■ **Document excerpt**
The state into which Victorian debating has lapsed is amply demonstrated by the last debate, and others. Never has the standard fallen so low.

Admitted that formal debate is unsatisfactory as a means of arriving at truth. In debate an opinion is black and white, right or wrong. No compromise is the anvil clanged by all speakers, positive and negative. Emotional thinking, crooked arguments, are the passwords to success. Hence, it would appear that the value of debating practice is not in correct information or valid opinion, but in the exercise it affords to students who intend entering the so-called learned professions. The past success of our Society in this aim is made clear by the number of stalwarts who have risen to the bench and made names for themselves amongst that parasite class whose business it is to give a happy colouring to opinions not their own.

Moribund

Even in this somewhat paltry object modern debating at V.U.C. is showing itself a failure. The aim of past speakers, to disguise a bad case in reasonable clothing, is now defunct. Instead, we find speakers consistently haranguing on that side of the subject which most nearly approximates to their own religious or political creed. The committee may be at fault—or it may be due to individual speakers: the fact remains that speakers from the floor (and they are most to blame) seem to regard the Gym, platform as a small corner of Hyde Park and thump their box accordingly. In the "Election" debate examples of this were glaring.

■ **Extracted entries**
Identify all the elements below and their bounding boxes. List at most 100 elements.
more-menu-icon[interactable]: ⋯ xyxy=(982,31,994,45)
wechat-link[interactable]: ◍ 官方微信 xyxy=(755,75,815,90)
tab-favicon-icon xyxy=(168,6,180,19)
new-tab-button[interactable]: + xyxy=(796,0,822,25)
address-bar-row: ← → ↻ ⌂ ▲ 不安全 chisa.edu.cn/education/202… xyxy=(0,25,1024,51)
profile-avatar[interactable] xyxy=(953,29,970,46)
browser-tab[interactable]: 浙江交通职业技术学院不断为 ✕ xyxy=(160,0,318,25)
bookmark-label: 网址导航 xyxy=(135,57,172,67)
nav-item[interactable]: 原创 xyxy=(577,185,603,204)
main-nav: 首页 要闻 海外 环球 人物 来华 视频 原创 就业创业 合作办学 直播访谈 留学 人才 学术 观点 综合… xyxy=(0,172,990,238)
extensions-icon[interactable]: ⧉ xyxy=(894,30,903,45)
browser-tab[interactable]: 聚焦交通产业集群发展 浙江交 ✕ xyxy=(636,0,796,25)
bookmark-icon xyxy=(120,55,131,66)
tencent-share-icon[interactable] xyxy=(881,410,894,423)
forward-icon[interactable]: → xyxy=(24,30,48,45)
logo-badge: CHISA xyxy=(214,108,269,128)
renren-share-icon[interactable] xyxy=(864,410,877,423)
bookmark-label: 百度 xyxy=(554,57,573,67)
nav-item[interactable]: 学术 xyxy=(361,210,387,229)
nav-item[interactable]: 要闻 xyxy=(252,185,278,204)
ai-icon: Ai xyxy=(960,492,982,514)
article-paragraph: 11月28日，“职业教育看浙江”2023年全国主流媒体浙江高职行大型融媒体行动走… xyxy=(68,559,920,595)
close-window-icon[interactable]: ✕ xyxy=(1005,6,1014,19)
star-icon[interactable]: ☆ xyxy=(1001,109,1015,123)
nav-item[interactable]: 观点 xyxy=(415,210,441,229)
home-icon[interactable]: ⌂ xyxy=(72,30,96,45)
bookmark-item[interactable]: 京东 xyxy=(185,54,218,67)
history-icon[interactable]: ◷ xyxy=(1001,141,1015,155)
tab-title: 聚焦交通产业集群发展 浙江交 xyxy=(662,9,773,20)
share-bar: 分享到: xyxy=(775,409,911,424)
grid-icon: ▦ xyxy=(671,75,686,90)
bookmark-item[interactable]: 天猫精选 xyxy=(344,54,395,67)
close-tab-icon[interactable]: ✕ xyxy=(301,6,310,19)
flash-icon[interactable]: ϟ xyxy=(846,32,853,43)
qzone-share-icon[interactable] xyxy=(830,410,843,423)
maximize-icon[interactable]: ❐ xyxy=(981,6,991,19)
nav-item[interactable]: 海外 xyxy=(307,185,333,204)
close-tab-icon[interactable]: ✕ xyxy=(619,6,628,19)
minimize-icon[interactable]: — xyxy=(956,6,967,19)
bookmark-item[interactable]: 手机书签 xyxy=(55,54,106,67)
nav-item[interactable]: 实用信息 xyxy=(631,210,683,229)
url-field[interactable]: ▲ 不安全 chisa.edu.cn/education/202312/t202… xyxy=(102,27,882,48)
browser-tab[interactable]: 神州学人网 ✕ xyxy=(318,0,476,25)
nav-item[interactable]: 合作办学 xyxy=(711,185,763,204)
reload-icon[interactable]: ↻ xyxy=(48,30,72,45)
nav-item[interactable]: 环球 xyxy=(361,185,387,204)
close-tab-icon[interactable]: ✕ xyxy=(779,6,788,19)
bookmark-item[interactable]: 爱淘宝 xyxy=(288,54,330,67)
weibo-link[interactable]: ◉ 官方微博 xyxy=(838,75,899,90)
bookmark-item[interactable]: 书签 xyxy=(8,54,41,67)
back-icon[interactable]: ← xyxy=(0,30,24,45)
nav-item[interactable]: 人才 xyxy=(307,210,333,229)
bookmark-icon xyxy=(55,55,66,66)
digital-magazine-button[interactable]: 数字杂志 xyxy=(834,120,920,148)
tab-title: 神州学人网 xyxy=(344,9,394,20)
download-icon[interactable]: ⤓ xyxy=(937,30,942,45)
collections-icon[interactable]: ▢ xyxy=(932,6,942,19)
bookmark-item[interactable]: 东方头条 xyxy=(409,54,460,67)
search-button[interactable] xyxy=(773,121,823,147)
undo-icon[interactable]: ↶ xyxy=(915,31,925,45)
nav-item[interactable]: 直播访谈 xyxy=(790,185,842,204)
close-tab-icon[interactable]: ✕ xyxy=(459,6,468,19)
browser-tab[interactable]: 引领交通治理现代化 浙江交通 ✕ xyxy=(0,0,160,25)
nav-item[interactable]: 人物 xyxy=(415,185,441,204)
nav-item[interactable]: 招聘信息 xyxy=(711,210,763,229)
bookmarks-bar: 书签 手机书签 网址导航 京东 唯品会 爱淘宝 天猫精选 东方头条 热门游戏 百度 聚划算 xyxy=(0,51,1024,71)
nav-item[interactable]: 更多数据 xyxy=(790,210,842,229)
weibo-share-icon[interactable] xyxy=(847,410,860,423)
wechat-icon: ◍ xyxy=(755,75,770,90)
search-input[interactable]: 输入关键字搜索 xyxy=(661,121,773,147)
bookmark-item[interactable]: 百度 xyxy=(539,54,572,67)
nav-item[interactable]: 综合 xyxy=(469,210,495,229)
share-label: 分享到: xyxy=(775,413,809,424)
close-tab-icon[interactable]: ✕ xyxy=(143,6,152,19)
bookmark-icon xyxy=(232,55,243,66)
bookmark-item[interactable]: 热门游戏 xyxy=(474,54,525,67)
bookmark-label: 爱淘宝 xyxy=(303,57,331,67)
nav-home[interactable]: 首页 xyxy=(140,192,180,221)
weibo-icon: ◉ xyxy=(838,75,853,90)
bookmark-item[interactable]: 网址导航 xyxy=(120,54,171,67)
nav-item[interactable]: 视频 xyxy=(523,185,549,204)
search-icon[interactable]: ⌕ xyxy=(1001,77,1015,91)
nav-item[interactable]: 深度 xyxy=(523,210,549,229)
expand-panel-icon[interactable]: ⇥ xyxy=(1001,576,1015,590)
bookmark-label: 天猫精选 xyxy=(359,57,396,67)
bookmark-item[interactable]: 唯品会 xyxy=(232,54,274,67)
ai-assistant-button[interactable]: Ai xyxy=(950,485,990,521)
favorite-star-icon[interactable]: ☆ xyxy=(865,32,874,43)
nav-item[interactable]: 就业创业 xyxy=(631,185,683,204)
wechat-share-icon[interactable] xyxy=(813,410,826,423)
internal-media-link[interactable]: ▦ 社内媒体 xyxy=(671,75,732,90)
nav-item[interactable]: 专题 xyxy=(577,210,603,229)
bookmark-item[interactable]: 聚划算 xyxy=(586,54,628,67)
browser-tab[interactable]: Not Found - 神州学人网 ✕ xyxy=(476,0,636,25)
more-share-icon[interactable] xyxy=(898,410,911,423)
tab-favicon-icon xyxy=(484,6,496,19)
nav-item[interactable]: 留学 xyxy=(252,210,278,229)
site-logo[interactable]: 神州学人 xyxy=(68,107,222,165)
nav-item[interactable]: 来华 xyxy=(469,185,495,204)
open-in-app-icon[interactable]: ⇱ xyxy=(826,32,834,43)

---

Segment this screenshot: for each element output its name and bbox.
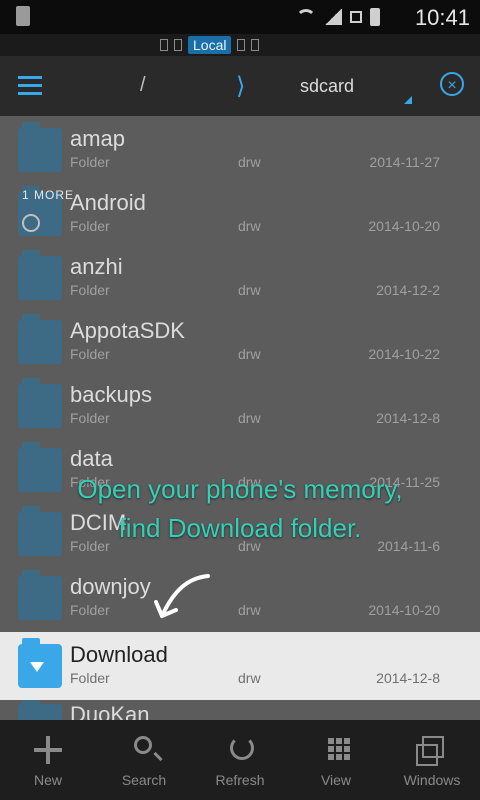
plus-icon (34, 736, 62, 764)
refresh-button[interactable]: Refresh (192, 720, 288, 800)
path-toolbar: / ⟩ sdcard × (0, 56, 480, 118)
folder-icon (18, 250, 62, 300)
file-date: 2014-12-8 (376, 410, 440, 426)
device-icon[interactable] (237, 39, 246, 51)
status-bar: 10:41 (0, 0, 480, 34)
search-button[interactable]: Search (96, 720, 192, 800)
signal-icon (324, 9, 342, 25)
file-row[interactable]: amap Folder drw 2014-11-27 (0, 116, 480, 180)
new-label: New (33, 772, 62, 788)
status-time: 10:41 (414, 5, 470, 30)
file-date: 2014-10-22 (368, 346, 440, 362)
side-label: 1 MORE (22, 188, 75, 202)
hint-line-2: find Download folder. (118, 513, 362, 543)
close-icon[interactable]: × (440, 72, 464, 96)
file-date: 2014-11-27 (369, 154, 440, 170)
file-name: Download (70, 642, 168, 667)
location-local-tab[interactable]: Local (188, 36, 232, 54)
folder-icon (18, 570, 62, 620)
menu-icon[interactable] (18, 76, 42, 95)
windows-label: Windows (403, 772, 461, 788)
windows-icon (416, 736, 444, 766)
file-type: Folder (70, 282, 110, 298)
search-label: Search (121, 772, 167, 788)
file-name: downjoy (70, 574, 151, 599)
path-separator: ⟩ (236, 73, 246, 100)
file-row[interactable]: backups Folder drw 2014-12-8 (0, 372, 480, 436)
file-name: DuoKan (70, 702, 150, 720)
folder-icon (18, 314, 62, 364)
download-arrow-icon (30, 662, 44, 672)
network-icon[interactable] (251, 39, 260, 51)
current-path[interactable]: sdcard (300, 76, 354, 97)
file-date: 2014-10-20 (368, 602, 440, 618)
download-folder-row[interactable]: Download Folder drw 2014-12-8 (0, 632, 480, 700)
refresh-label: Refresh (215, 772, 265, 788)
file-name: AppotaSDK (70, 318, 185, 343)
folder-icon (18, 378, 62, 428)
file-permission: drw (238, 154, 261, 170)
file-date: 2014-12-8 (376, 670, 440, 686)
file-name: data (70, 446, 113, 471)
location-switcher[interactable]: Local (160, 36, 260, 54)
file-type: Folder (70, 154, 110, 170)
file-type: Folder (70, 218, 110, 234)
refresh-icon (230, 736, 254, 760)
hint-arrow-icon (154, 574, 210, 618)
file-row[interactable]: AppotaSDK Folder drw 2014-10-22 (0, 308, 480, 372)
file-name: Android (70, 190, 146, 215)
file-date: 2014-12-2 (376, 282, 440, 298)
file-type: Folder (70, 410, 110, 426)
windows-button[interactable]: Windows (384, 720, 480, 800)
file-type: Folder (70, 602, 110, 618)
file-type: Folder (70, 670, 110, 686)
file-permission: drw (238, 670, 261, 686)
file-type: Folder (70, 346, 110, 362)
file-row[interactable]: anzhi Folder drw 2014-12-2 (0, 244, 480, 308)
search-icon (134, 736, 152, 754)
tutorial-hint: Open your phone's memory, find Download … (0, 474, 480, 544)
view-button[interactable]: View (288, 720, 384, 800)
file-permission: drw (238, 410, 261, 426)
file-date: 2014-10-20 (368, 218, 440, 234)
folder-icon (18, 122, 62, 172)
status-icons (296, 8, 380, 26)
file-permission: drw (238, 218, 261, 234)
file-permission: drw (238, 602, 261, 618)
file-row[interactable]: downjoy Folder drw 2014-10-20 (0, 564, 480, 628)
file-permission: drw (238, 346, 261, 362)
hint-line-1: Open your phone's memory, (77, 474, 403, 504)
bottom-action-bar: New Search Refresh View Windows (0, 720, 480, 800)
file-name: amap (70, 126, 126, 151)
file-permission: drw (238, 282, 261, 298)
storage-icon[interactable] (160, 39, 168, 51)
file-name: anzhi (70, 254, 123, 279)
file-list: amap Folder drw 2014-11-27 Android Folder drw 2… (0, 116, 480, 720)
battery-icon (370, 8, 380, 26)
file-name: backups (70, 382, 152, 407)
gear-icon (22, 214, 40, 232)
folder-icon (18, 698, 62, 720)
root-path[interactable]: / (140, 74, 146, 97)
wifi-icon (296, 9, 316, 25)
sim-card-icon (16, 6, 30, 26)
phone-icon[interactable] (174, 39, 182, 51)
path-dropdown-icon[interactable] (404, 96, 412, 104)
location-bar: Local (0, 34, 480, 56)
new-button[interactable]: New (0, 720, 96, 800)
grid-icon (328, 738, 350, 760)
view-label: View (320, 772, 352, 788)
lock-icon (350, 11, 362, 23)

...

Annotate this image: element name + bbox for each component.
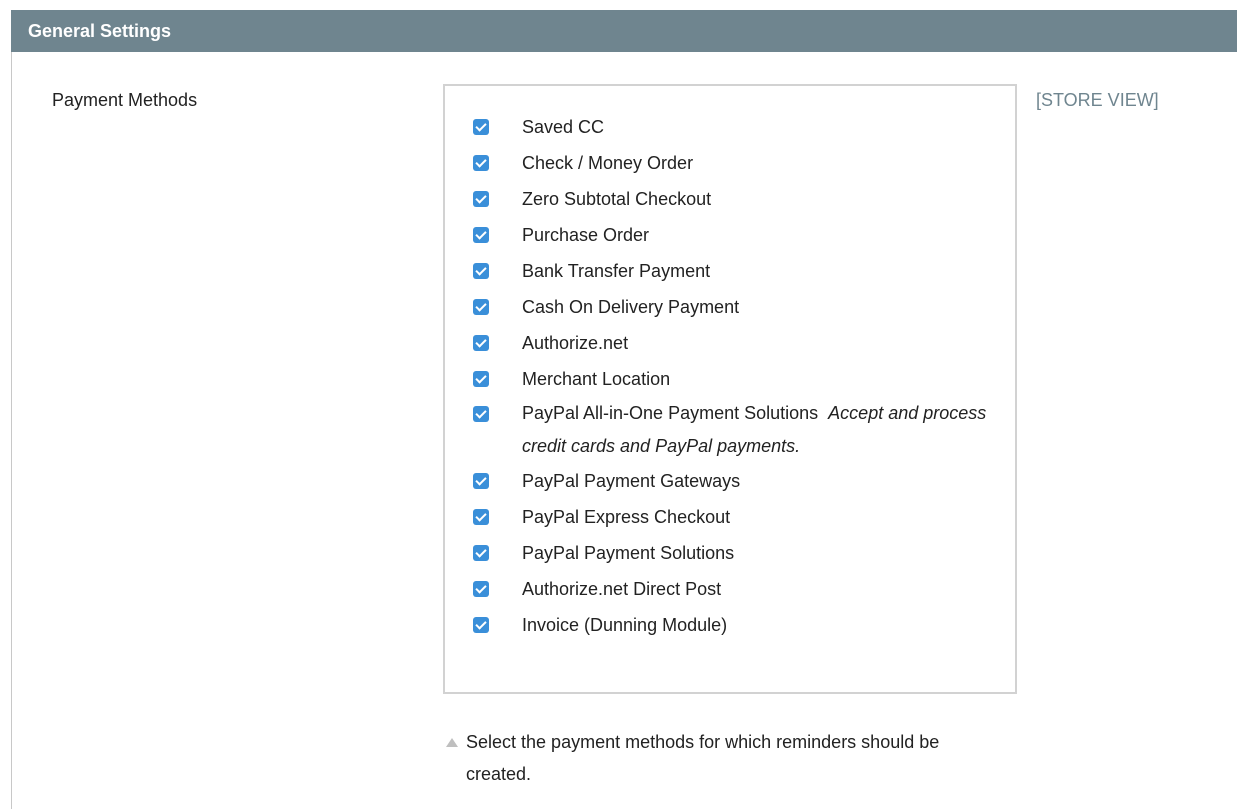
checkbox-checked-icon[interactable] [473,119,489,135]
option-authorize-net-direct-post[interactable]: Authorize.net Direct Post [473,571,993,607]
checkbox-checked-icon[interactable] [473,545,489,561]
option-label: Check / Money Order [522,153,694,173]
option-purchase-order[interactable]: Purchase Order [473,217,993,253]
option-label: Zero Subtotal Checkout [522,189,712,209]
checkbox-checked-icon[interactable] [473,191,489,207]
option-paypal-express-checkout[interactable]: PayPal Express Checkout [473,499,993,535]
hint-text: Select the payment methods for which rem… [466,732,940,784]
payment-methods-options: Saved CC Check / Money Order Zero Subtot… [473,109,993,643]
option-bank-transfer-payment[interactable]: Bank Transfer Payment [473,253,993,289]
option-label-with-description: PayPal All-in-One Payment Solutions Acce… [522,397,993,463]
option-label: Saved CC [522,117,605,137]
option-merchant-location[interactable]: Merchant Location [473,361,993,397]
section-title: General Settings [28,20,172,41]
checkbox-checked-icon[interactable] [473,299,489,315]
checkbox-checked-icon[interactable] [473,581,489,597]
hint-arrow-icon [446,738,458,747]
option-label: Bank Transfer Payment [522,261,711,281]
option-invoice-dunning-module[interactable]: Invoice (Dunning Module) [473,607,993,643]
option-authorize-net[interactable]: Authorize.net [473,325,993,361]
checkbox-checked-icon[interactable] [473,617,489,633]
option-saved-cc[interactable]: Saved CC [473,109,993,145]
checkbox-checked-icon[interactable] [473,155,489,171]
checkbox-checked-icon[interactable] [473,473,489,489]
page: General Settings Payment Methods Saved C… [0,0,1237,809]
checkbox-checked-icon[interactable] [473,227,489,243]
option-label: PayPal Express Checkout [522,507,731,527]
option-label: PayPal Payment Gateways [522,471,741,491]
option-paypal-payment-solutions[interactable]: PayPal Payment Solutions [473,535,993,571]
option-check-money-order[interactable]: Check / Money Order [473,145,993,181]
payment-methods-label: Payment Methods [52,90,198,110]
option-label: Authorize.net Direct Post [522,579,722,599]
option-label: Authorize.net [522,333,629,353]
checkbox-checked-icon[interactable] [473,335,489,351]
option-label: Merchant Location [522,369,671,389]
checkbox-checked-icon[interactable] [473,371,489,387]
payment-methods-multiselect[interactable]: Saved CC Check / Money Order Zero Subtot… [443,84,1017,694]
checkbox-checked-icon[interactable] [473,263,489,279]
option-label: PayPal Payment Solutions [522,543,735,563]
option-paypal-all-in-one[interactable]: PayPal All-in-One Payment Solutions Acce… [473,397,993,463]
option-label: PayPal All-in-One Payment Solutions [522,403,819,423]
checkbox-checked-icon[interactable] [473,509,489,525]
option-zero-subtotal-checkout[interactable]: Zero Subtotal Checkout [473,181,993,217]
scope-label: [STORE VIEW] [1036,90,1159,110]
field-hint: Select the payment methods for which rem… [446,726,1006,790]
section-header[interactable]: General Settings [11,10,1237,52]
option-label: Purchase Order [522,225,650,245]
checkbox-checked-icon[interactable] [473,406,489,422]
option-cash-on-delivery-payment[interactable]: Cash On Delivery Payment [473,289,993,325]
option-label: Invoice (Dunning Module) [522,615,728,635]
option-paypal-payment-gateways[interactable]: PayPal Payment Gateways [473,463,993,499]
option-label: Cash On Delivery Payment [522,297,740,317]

■ **Instructions**
**A.** Summarize the text on debating in two sentences.
**B.** For each statement below, answer yes or no according to the text on debating, and quote the words of the text that decide it.
(i) The standard of debating has never been lower.
(ii) The committee bears most of the blame.
(iii) Speakers now argue for the side nearest their own religious or political creed.

■ **Problem solutions**
**A.** The text on debating says that Victorian debating has never fallen so low, and it grants that formal debate, with its black-and-white opinions and emotional, crooked arguments, is a poor way of reaching truth but serves as exercise for students headed into the learned professions. It adds that debating is now failing even at that aim, because speakers, with those from the floor most to blame, argue for whichever side comes closest to their own religious or political creed, as was glaring in the "Election" debate.

**B.**
(i) Yes: "Never has the standard fallen so low."
(ii) No: "speakers from the floor (and they are most to blame)"
(iii) Yes: "speakers consistently haranguing on that side of the subject which most nearly approximates to their own religious or political creed"